- GIVEN TASK: Count the lines in the entries below that include the word "scale". Give nothing but the number.

(Items from a dataset)
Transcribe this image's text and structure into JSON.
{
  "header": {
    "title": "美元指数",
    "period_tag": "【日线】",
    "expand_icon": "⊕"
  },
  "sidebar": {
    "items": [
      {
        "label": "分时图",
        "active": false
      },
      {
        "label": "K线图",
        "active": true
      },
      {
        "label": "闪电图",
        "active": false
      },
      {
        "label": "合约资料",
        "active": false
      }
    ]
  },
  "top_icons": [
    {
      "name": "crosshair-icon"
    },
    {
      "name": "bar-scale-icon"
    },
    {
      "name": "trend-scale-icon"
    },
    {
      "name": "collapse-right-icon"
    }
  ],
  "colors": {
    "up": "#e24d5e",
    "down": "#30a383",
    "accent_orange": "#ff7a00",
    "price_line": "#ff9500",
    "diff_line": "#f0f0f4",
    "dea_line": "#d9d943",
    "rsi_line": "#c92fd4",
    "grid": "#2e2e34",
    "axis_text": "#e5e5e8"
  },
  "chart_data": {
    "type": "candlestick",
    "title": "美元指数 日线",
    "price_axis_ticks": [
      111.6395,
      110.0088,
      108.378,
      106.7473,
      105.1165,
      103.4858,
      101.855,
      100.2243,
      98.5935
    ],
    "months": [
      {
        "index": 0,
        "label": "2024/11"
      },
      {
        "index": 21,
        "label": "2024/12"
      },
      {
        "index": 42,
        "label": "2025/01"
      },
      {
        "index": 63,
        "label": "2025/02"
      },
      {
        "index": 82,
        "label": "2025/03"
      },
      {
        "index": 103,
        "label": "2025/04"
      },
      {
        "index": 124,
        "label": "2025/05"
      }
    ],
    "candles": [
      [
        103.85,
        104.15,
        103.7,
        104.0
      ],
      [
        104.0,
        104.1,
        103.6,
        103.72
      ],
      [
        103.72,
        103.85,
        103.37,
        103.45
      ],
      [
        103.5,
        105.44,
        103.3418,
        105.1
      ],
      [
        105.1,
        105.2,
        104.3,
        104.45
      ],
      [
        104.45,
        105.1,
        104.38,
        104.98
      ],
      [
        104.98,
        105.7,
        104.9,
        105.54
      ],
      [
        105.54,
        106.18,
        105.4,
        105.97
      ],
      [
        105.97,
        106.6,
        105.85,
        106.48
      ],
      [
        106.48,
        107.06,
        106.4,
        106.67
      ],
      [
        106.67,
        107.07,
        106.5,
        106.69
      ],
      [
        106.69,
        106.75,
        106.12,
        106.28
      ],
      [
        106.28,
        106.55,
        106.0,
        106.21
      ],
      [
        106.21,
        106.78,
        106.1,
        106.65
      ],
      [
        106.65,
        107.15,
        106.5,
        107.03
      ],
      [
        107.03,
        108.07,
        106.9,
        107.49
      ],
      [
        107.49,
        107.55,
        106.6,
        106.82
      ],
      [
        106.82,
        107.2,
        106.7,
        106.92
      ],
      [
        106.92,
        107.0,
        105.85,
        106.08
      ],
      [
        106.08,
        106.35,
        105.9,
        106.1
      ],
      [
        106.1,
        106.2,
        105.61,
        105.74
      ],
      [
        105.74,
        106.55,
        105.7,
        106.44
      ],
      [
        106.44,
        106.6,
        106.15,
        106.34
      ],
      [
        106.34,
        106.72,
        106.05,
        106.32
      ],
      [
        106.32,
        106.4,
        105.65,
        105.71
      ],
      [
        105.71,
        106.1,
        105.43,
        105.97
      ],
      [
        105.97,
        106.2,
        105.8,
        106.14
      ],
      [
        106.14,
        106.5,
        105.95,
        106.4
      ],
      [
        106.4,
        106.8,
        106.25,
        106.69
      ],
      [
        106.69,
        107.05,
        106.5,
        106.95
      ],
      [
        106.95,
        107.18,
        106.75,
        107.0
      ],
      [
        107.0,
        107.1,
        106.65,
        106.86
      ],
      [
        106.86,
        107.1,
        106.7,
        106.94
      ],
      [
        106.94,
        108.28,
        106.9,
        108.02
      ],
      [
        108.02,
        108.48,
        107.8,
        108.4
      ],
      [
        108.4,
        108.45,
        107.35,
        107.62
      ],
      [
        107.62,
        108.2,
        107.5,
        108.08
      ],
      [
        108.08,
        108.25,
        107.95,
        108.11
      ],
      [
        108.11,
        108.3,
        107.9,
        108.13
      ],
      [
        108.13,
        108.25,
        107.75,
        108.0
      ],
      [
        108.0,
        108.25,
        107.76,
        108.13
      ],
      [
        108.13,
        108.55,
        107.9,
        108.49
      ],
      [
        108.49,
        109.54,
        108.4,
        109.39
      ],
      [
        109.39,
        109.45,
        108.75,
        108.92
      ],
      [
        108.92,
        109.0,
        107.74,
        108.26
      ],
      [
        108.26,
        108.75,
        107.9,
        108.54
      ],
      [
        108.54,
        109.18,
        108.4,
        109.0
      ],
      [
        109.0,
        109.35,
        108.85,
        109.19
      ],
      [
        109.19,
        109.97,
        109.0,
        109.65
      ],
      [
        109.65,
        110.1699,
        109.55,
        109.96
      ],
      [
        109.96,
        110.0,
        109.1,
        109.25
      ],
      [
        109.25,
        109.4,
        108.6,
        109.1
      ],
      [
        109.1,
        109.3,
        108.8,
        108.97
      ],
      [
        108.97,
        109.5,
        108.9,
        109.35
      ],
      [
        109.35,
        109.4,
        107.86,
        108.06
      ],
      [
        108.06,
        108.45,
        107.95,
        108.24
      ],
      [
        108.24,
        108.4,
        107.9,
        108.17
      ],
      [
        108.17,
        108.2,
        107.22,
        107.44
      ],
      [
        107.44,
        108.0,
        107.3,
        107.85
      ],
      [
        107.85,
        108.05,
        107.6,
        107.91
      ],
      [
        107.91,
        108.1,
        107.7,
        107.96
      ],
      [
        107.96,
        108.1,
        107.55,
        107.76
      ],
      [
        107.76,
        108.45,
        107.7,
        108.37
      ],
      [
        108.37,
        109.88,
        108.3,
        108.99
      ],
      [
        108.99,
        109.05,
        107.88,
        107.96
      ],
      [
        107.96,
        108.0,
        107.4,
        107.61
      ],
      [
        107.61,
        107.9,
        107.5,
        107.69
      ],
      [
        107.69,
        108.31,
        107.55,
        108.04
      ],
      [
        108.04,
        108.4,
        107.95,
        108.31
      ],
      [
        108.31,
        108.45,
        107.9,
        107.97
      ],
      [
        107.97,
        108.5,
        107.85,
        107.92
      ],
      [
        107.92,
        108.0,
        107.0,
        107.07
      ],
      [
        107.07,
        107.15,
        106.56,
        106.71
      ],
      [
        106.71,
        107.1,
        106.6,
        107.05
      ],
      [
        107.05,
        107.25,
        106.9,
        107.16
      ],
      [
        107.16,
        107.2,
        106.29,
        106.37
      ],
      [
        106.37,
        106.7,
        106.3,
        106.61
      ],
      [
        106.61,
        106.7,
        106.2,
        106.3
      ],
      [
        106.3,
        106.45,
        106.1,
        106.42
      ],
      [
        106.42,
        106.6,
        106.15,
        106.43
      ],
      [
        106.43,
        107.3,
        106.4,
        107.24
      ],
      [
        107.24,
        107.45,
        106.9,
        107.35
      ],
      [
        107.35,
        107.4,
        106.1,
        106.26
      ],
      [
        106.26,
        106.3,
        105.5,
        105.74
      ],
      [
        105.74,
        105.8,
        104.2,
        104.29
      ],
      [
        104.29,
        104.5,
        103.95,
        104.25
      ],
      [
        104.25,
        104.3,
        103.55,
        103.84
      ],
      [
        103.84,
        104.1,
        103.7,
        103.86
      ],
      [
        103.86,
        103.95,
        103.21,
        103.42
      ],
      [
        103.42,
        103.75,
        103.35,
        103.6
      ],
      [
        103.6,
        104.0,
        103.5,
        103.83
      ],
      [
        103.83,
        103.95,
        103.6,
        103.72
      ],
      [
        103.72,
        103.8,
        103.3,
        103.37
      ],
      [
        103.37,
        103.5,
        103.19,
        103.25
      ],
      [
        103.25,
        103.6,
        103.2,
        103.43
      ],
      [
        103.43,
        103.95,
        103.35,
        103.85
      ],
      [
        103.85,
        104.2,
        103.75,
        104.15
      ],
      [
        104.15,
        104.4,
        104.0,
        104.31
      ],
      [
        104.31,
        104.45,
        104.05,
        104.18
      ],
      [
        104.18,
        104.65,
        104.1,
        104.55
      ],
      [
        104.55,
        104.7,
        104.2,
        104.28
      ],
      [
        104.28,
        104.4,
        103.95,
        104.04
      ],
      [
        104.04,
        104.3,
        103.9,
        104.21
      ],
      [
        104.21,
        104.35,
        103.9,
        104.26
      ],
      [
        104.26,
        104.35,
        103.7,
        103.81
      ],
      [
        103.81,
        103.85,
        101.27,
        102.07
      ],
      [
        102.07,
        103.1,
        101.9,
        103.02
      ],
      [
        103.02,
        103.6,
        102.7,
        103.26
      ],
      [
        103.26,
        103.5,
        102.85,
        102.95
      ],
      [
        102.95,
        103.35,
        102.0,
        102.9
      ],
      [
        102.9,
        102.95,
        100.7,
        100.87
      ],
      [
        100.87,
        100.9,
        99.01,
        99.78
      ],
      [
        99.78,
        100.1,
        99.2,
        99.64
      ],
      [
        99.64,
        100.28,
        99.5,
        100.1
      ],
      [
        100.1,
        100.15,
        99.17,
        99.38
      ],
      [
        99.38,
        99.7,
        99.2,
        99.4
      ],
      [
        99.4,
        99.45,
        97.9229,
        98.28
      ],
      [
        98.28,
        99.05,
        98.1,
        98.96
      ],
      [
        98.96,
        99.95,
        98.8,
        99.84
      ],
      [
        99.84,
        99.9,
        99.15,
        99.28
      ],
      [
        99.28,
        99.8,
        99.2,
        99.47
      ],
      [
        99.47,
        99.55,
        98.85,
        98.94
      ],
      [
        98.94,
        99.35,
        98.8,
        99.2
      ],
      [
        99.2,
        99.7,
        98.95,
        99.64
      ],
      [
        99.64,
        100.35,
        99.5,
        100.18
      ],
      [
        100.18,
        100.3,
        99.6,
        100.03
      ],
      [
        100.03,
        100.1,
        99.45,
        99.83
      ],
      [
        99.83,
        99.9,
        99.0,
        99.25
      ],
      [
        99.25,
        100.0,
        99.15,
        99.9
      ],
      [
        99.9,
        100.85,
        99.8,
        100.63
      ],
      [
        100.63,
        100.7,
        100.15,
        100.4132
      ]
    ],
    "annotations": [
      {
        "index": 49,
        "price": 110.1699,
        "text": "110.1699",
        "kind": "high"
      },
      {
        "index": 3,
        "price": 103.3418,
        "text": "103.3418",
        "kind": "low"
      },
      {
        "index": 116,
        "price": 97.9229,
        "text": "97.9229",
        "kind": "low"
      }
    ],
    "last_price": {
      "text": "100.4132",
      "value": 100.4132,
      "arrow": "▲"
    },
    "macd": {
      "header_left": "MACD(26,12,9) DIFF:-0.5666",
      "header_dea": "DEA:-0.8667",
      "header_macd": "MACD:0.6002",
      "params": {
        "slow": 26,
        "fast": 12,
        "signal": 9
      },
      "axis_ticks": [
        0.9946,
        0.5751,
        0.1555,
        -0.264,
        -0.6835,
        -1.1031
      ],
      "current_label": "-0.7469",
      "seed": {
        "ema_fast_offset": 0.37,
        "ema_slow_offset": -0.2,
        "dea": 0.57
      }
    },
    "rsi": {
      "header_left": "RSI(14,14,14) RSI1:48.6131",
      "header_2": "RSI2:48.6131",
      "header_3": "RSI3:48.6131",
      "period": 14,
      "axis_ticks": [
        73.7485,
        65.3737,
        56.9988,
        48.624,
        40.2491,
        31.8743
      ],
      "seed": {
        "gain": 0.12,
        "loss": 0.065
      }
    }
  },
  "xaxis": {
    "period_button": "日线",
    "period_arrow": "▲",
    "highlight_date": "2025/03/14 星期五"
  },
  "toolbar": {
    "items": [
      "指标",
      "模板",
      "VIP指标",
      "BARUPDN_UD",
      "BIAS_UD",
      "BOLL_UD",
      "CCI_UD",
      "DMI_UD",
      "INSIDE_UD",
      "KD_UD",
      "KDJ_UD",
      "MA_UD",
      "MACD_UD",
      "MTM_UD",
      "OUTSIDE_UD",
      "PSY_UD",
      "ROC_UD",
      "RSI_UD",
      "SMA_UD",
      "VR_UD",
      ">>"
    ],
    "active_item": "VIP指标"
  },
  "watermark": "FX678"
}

- FINISHED TASK: 2